▸ **Set exercise**:
From the records, pick out and copy each line containing "following".

>>

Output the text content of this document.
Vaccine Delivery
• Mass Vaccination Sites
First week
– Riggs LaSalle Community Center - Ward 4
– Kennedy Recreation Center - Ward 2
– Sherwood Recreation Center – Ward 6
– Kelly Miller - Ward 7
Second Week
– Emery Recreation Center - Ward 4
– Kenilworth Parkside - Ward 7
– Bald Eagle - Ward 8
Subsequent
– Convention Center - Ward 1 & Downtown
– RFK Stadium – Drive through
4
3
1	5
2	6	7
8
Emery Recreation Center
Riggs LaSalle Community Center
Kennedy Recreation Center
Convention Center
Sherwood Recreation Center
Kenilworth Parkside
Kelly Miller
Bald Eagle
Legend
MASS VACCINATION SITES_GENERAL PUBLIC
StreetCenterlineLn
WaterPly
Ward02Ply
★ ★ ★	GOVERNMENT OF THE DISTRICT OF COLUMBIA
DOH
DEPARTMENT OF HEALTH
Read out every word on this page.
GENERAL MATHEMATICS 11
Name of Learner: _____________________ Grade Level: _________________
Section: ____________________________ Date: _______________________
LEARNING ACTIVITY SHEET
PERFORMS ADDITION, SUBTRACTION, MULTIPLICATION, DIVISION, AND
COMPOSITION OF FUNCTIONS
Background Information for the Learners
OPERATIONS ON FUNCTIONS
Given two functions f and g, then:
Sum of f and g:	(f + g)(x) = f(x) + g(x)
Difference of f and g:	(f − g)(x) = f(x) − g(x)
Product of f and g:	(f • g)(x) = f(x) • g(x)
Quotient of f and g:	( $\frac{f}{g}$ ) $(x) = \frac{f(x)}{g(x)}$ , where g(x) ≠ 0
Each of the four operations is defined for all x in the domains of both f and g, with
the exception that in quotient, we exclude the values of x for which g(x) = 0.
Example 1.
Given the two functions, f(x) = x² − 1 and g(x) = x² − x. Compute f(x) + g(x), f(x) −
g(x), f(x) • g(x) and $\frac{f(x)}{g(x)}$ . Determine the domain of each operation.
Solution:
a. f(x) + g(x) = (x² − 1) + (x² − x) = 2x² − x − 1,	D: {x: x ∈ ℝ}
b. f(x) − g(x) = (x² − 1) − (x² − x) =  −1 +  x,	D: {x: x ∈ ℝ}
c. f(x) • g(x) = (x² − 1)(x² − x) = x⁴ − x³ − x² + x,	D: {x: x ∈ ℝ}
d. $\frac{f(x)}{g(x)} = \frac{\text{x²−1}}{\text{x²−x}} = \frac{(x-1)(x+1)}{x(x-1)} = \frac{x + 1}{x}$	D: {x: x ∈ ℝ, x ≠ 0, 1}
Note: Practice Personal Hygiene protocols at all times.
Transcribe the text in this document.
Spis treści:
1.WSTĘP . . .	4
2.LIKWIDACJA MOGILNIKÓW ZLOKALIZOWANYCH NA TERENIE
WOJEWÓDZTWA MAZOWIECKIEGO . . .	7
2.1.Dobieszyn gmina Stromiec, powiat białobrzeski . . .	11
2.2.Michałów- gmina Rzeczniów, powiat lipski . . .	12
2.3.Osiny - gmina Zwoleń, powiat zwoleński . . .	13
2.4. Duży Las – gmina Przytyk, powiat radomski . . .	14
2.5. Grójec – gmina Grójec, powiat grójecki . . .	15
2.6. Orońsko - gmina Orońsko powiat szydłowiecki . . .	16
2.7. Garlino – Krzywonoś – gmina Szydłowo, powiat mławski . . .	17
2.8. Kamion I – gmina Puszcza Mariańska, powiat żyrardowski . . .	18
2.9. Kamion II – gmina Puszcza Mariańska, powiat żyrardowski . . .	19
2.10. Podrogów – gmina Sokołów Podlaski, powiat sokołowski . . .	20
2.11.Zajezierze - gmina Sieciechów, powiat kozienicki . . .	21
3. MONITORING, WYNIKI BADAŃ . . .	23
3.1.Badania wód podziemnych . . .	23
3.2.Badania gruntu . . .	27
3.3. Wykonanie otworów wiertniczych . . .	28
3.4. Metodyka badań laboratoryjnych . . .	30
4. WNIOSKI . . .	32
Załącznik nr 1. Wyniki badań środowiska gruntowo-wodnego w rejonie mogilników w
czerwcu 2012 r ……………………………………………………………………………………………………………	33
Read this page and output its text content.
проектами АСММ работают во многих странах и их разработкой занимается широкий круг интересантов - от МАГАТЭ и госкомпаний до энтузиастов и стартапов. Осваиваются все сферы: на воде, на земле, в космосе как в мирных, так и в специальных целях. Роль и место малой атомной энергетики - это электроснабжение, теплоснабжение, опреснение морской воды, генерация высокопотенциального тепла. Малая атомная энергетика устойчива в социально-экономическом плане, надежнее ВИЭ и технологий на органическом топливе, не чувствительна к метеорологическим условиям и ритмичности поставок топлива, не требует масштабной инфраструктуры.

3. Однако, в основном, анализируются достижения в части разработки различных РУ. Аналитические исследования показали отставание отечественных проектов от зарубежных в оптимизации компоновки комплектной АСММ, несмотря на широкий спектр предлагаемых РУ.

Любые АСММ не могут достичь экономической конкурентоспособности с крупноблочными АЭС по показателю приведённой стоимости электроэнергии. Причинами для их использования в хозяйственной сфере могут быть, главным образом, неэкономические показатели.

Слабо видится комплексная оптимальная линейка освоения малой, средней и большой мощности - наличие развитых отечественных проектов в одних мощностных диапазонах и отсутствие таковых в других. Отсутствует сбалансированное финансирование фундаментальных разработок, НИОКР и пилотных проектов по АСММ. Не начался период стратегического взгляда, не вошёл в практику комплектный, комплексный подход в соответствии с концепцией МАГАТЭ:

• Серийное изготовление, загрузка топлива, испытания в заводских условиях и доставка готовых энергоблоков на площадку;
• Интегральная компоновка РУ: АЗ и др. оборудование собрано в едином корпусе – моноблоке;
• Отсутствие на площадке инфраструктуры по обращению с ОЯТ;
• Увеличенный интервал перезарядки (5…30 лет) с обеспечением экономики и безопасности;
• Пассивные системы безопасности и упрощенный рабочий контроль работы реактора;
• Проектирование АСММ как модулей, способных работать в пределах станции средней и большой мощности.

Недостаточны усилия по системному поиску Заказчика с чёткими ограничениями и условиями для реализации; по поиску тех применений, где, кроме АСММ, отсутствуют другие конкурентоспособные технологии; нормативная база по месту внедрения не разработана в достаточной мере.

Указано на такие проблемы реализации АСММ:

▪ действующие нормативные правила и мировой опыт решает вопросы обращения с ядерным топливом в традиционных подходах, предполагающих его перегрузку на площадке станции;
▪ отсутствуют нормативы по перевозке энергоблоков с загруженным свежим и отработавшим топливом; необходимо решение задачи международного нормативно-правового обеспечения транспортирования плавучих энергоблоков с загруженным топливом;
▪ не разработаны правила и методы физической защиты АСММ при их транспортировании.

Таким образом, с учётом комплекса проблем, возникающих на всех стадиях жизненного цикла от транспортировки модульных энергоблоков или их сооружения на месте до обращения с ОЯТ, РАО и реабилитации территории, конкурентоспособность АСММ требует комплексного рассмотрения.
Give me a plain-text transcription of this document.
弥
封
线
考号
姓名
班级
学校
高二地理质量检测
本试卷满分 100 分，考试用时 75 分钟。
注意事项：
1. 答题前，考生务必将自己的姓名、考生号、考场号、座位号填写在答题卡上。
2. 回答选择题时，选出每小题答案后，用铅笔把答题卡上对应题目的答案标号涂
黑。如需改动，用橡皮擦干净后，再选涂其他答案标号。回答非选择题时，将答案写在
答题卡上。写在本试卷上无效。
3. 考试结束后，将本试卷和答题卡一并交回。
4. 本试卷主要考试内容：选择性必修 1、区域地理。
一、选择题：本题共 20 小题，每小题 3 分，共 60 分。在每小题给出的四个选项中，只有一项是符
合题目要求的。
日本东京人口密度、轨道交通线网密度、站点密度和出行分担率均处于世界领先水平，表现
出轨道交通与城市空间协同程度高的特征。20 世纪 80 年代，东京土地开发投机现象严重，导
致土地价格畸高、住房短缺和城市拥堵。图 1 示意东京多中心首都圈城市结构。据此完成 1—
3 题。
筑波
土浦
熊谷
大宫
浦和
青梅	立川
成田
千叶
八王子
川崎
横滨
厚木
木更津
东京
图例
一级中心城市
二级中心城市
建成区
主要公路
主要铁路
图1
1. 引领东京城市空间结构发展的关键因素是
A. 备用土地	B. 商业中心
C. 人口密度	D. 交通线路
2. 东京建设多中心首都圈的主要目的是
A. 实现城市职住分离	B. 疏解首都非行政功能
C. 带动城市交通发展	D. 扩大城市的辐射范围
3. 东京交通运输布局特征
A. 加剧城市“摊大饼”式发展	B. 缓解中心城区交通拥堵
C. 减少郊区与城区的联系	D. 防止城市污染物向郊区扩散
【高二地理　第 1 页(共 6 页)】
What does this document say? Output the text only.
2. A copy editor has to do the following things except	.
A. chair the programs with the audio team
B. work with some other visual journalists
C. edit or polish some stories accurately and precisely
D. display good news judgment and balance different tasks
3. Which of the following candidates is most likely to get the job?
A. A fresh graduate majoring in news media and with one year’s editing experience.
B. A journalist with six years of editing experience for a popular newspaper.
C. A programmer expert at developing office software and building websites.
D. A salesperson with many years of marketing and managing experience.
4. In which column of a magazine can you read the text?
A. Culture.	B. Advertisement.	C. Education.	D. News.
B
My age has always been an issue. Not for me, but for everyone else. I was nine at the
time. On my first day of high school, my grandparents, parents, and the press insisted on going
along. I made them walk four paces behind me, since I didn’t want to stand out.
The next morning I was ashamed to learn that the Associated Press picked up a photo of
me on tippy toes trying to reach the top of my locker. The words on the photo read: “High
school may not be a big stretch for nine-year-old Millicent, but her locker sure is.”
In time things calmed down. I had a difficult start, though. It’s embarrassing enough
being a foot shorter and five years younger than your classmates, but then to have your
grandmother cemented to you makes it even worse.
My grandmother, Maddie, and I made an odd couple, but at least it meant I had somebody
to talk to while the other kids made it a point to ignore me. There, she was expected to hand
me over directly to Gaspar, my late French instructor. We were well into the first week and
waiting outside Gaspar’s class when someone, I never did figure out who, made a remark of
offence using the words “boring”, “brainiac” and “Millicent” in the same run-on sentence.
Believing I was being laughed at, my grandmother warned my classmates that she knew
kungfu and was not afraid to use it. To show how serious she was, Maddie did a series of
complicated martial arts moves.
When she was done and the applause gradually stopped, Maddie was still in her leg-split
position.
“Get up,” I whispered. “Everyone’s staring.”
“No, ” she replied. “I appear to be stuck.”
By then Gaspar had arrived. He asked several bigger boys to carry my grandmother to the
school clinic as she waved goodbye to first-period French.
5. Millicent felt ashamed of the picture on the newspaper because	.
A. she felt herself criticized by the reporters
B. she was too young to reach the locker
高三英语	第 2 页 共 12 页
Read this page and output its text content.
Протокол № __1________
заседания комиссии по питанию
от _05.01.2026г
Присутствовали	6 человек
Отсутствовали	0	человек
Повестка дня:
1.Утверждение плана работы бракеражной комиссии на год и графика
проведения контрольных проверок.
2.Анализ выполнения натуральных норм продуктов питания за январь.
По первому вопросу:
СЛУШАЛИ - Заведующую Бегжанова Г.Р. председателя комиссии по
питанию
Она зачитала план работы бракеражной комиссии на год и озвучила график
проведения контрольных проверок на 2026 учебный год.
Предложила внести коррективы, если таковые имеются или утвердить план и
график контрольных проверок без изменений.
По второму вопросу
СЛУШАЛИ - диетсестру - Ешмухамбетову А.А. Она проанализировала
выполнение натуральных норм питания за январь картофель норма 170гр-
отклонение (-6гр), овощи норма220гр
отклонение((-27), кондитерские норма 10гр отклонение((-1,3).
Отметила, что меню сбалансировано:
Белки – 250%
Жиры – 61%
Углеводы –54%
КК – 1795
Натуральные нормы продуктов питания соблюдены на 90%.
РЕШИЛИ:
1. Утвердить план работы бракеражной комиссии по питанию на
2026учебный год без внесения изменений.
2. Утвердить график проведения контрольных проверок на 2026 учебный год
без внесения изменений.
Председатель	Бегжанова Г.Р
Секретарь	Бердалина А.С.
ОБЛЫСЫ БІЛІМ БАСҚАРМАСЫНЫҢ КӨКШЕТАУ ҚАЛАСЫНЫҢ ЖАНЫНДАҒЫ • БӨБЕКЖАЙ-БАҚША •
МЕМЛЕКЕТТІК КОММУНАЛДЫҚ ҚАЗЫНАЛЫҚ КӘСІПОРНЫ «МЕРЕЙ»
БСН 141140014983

<<

▸ **Expected answer**:
2. A copy editor has to do the following things except	.
3. Which of the following candidates is most likely to get the job?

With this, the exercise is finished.